GOAL: Write out every entry, unchanged. Skip any picture.

>> start

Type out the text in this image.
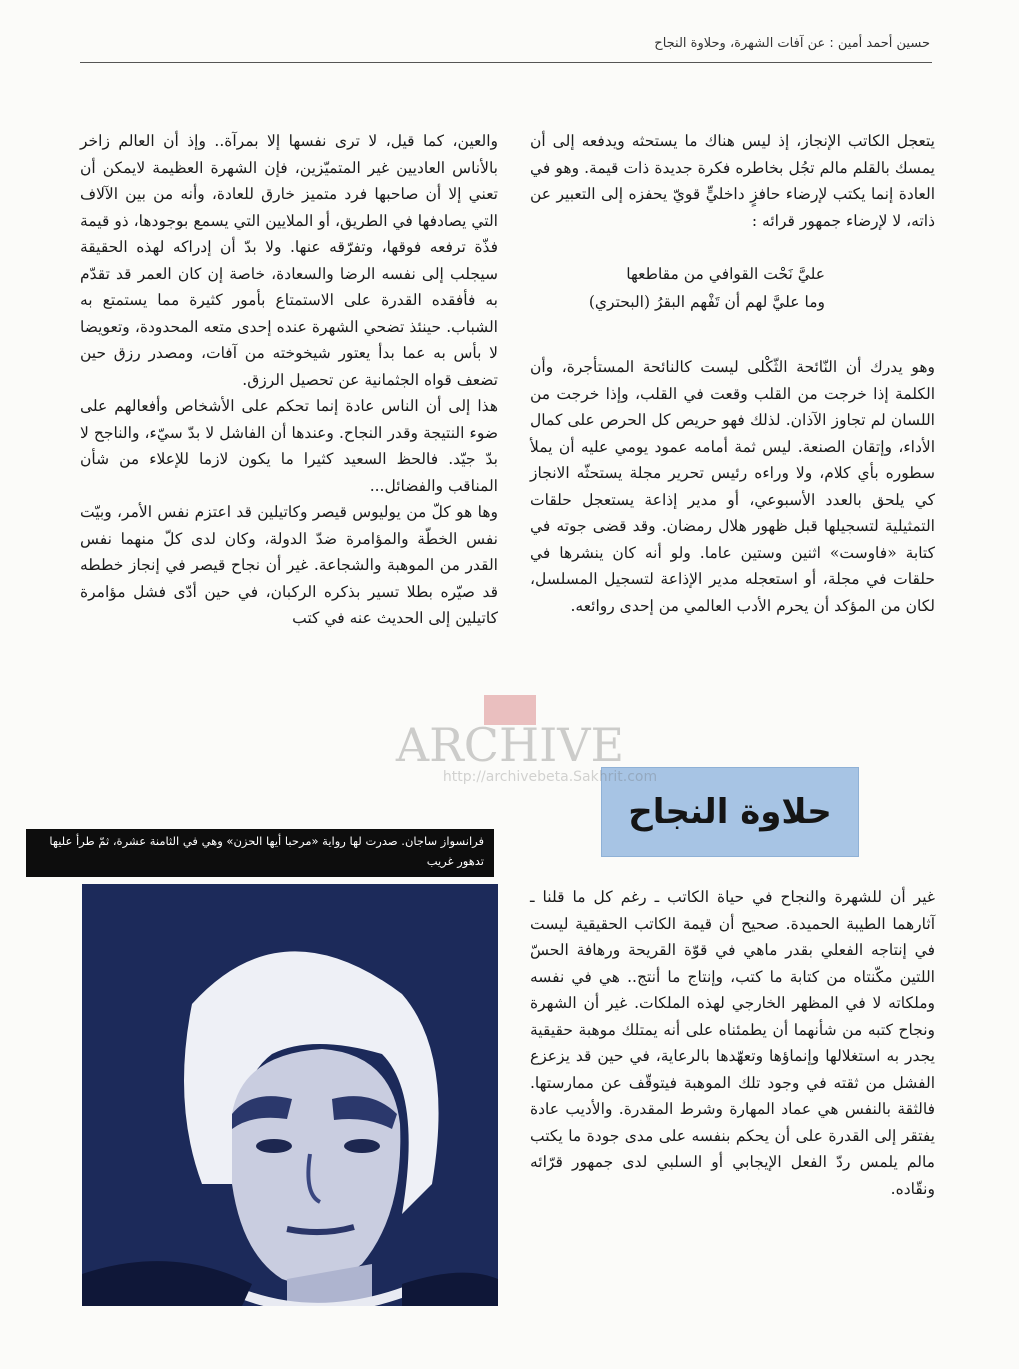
حسين أحمد أمين : عن آفات الشهرة، وحلاوة النجاح

يتعجل الكاتب الإنجاز، إذ ليس هناك ما يستحثه ويدفعه إلى أن يمسك بالقلم مالم تجُل بخاطره فكرة جديدة ذات قيمة. وهو في العادة إنما يكتب لإرضاء حافزٍ داخليٍّ قويّ يحفزه إلى التعبير عن ذاته، لا لإرضاء جمهور قرائه :

عليَّ نَحْت القوافي من مقاطعها
وما عليَّ لهم أن تَفْهم البقرُ (البحتري)

وهو يدرك أن النّائحة الثّكْلى ليست كالنائحة المستأجرة، وأن الكلمة إذا خرجت من القلب وقعت في القلب، وإذا خرجت من اللسان لم تجاوز الآذان. لذلك فهو حريص كل الحرص على كمال الأداء، وإتقان الصنعة. ليس ثمة أمامه عمود يومي عليه أن يملأ سطوره بأي كلام، ولا وراءه رئيس تحرير مجلة يستحثّه الانجاز كي يلحق بالعدد الأسبوعي، أو مدير إذاعة يستعجل حلقات التمثيلية لتسجيلها قبل ظهور هلال رمضان. وقد قضى جوته في كتابة «فاوست» اثنين وستين عاما. ولو أنه كان ينشرها في حلقات في مجلة، أو استعجله مدير الإذاعة لتسجيل المسلسل، لكان من المؤكد أن يحرم الأدب العالمي من إحدى روائعه.

حلاوة النجاح

غير أن للشهرة والنجاح في حياة الكاتب ـ رغم كل ما قلنا ـ آثارهما الطيبة الحميدة. صحيح أن قيمة الكاتب الحقيقية ليست في إنتاجه الفعلي بقدر ماهي في قوّة القريحة ورهافة الحسّ اللتين مكّنتاه من كتابة ما كتب، وإنتاج ما أنتج.. هي في نفسه وملكاته لا في المظهر الخارجي لهذه الملكات. غير أن الشهرة ونجاح كتبه من شأنهما أن يطمئناه على أنه يمتلك موهبة حقيقية يجدر به استغلالها وإنماؤها وتعهّدها بالرعاية، في حين قد يزعزع الفشل من ثقته في وجود تلك الموهبة فيتوقّف عن ممارستها. فالثقة بالنفس هي عماد المهارة وشرط المقدرة. والأديب عادة يفتقر إلى القدرة على أن يحكم بنفسه على مدى جودة ما يكتب مالم يلمس ردّ الفعل الإيجابي أو السلبي لدى جمهور قرّائه ونقّاده.

والعين، كما قيل، لا ترى نفسها إلا بمرآة.. وإذ أن العالم زاخر بالأناس العاديين غير المتميّزين، فإن الشهرة العظيمة لايمكن أن تعني إلا أن صاحبها فرد متميز خارق للعادة، وأنه من بين الآلاف التي يصادفها في الطريق، أو الملايين التي يسمع بوجودها، ذو قيمة فذّة ترفعه فوقها، وتفرّقه عنها. ولا بدّ أن إدراكه لهذه الحقيقة سيجلب إلى نفسه الرضا والسعادة، خاصة إن كان العمر قد تقدّم به فأفقده القدرة على الاستمتاع بأمور كثيرة مما يستمتع به الشباب. حينئذ تضحي الشهرة عنده إحدى متعه المحدودة، وتعويضا لا بأس به عما بدأ يعتور شيخوخته من آفات، ومصدر رزق حين تضعف قواه الجثمانية عن تحصيل الرزق.

هذا إلى أن الناس عادة إنما تحكم على الأشخاص وأفعالهم على ضوء النتيجة وقدر النجاح. وعندها أن الفاشل لا بدّ سيّء، والناجح لا بدّ جيّد. فالحظ السعيد كثيرا ما يكون لازما للإعلاء من شأن المناقب والفضائل...

وها هو كلّ من يوليوس قيصر وكاتيلين قد اعتزم نفس الأمر، وبيّت نفس الخطّة والمؤامرة ضدّ الدولة، وكان لدى كلّ منهما نفس القدر من الموهبة والشجاعة. غير أن نجاح قيصر في إنجاز خططه قد صيّره بطلا تسير بذكره الركبان، في حين أدّى فشل مؤامرة كاتيلين إلى الحديث عنه في كتب

فرانسواز ساجان. صدرت لها رواية «مرحبا أيها الحزن» وهي في الثامنة عشرة، ثمّ طرأ عليها تدهور غريب
ARCHIVE
http://archivebeta.Sakhrit.com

>> end

RESPONSE:
Type out the text in this image.
حسين أحمد أمين : عن آفات الشهرة، وحلاوة النجاح

يتعجل الكاتب الإنجاز، إذ ليس هناك ما يستحثه ويدفعه إلى أن يمسك بالقلم مالم تجُل بخاطره فكرة جديدة ذات قيمة. وهو في العادة إنما يكتب لإرضاء حافزٍ داخليٍّ قويّ يحفزه إلى التعبير عن ذاته، لا لإرضاء جمهور قرائه :

عليَّ نَحْت القوافي من مقاطعها
وما عليَّ لهم أن تَفْهم البقرُ (البحتري)

وهو يدرك أن النّائحة الثّكْلى ليست كالنائحة المستأجرة، وأن الكلمة إذا خرجت من القلب وقعت في القلب، وإذا خرجت من اللسان لم تجاوز الآذان. لذلك فهو حريص كل الحرص على كمال الأداء، وإتقان الصنعة. ليس ثمة أمامه عمود يومي عليه أن يملأ سطوره بأي كلام، ولا وراءه رئيس تحرير مجلة يستحثّه الانجاز كي يلحق بالعدد الأسبوعي، أو مدير إذاعة يستعجل حلقات التمثيلية لتسجيلها قبل ظهور هلال رمضان. وقد قضى جوته في كتابة «فاوست» اثنين وستين عاما. ولو أنه كان ينشرها في حلقات في مجلة، أو استعجله مدير الإذاعة لتسجيل المسلسل، لكان من المؤكد أن يحرم الأدب العالمي من إحدى روائعه.

حلاوة النجاح

غير أن للشهرة والنجاح في حياة الكاتب ـ رغم كل ما قلنا ـ آثارهما الطيبة الحميدة. صحيح أن قيمة الكاتب الحقيقية ليست في إنتاجه الفعلي بقدر ماهي في قوّة القريحة ورهافة الحسّ اللتين مكّنتاه من كتابة ما كتب، وإنتاج ما أنتج.. هي في نفسه وملكاته لا في المظهر الخارجي لهذه الملكات. غير أن الشهرة ونجاح كتبه من شأنهما أن يطمئناه على أنه يمتلك موهبة حقيقية يجدر به استغلالها وإنماؤها وتعهّدها بالرعاية، في حين قد يزعزع الفشل من ثقته في وجود تلك الموهبة فيتوقّف عن ممارستها. فالثقة بالنفس هي عماد المهارة وشرط المقدرة. والأديب عادة يفتقر إلى القدرة على أن يحكم بنفسه على مدى جودة ما يكتب مالم يلمس ردّ الفعل الإيجابي أو السلبي لدى جمهور قرّائه ونقّاده.

والعين، كما قيل، لا ترى نفسها إلا بمرآة.. وإذ أن العالم زاخر بالأناس العاديين غير المتميّزين، فإن الشهرة العظيمة لايمكن أن تعني إلا أن صاحبها فرد متميز خارق للعادة، وأنه من بين الآلاف التي يصادفها في الطريق، أو الملايين التي يسمع بوجودها، ذو قيمة فذّة ترفعه فوقها، وتفرّقه عنها. ولا بدّ أن إدراكه لهذه الحقيقة سيجلب إلى نفسه الرضا والسعادة، خاصة إن كان العمر قد تقدّم به فأفقده القدرة على الاستمتاع بأمور كثيرة مما يستمتع به الشباب. حينئذ تضحي الشهرة عنده إحدى متعه المحدودة، وتعويضا لا بأس به عما بدأ يعتور شيخوخته من آفات، ومصدر رزق حين تضعف قواه الجثمانية عن تحصيل الرزق.

هذا إلى أن الناس عادة إنما تحكم على الأشخاص وأفعالهم على ضوء النتيجة وقدر النجاح. وعندها أن الفاشل لا بدّ سيّء، والناجح لا بدّ جيّد. فالحظ السعيد كثيرا ما يكون لازما للإعلاء من شأن المناقب والفضائل...

وها هو كلّ من يوليوس قيصر وكاتيلين قد اعتزم نفس الأمر، وبيّت نفس الخطّة والمؤامرة ضدّ الدولة، وكان لدى كلّ منهما نفس القدر من الموهبة والشجاعة. غير أن نجاح قيصر في إنجاز خططه قد صيّره بطلا تسير بذكره الركبان، في حين أدّى فشل مؤامرة كاتيلين إلى الحديث عنه في كتب

فرانسواز ساجان. صدرت لها رواية «مرحبا أيها الحزن» وهي في الثامنة عشرة، ثمّ طرأ عليها تدهور غريب
ARCHIVE
http://archivebeta.Sakhrit.com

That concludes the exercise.